* [DATA TO PROCESS]
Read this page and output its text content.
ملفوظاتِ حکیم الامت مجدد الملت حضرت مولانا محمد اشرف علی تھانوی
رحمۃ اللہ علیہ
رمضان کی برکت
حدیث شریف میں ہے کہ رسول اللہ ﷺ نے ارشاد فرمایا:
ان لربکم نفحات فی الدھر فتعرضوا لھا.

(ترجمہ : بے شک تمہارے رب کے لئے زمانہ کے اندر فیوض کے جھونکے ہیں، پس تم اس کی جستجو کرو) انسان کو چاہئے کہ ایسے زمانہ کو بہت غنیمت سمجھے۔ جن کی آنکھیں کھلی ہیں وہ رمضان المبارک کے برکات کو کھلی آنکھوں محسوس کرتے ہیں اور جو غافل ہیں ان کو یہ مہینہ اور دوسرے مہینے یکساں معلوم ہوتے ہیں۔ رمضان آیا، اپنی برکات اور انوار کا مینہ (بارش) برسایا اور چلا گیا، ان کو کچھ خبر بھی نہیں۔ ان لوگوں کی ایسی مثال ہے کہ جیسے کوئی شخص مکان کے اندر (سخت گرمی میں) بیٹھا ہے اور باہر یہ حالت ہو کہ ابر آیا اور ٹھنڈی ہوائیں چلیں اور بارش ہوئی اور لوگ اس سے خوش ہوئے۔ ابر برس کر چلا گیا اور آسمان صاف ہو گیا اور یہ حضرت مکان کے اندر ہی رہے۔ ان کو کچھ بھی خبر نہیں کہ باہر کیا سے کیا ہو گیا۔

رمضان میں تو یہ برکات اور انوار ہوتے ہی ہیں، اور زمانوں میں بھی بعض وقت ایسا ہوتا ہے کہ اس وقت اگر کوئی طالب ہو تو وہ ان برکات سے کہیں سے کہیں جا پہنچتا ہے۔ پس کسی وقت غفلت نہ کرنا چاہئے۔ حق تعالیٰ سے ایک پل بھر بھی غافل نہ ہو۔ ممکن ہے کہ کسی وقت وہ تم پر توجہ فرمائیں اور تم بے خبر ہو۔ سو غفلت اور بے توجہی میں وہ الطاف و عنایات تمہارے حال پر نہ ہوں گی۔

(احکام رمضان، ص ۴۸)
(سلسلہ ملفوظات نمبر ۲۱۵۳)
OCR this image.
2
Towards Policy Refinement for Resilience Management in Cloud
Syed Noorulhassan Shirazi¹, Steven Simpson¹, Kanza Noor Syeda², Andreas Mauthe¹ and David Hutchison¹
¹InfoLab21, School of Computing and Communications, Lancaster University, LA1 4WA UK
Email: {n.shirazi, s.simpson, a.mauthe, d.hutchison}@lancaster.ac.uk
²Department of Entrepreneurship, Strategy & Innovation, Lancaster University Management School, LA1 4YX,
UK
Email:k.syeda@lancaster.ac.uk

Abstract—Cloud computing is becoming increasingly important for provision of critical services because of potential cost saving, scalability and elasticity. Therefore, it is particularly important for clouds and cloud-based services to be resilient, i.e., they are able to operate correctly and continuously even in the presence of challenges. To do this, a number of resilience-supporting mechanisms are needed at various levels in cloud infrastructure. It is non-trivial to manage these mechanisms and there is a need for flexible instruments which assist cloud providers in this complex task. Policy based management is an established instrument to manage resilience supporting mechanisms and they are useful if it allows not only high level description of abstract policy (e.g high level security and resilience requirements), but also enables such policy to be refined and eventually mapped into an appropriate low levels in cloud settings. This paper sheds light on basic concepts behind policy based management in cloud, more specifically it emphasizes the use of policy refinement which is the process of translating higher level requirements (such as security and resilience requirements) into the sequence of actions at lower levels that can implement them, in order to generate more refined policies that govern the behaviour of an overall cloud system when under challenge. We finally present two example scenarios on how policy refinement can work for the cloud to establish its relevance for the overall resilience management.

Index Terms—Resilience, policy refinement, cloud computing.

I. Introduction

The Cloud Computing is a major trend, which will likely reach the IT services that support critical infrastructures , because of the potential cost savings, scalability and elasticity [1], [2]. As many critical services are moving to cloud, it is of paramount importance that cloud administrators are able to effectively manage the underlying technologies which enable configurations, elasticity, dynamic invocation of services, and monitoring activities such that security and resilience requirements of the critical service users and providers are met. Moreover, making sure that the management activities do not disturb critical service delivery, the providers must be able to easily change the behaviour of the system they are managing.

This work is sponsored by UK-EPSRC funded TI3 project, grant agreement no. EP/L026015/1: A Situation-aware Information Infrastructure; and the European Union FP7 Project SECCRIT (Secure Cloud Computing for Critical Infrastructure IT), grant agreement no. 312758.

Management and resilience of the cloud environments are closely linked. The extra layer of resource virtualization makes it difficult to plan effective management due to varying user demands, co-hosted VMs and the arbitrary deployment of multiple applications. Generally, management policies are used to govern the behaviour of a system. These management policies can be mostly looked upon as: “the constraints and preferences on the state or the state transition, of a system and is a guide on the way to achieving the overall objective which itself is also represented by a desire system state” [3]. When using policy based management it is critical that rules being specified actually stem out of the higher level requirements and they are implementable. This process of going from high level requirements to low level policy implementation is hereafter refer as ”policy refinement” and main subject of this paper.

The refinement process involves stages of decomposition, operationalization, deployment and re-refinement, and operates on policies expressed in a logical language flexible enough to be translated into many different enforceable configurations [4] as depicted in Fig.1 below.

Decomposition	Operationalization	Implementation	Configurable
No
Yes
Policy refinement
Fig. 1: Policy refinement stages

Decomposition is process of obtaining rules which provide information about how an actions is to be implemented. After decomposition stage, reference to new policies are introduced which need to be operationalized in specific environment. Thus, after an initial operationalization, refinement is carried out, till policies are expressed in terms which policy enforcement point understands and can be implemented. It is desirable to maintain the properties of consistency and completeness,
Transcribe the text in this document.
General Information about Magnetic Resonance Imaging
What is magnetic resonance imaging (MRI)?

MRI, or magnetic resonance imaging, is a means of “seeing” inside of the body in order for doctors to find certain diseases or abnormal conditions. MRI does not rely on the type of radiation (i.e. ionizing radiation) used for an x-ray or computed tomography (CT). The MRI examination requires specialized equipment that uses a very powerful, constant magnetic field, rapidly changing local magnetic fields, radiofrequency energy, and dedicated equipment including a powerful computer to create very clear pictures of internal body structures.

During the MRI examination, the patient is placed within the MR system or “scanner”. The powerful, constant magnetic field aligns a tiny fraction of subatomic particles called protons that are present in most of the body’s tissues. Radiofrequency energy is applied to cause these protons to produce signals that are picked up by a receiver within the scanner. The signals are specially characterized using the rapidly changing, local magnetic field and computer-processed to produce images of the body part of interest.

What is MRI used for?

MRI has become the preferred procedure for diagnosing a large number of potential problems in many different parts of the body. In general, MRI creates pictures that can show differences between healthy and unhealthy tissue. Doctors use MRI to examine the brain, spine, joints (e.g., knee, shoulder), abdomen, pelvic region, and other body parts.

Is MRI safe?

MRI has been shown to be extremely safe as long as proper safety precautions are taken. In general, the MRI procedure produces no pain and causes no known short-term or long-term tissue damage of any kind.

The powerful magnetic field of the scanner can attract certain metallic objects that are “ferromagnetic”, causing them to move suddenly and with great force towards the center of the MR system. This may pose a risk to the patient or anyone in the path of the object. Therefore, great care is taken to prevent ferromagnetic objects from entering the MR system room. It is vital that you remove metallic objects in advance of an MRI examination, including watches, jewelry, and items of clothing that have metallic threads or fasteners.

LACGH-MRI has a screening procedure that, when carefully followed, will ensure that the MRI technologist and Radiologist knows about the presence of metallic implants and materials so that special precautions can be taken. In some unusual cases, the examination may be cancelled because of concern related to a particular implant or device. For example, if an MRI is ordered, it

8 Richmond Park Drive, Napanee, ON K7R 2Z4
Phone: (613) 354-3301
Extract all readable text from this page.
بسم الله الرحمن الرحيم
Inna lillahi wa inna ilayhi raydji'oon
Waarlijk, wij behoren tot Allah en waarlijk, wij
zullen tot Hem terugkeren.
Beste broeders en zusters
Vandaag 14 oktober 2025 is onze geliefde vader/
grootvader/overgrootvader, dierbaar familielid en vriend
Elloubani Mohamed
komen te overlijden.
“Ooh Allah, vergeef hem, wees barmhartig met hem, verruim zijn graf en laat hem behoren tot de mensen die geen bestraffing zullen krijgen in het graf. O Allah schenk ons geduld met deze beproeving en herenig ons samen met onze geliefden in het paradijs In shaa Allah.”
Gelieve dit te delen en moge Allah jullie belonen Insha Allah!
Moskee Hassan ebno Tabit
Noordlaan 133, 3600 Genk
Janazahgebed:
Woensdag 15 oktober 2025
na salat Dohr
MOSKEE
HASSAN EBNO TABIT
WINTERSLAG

* [PROBLEM] Work out how many lines of the data hold the string "اللہ". Reply with that number alone.

* [REPLY TO THE EXERCISE] 2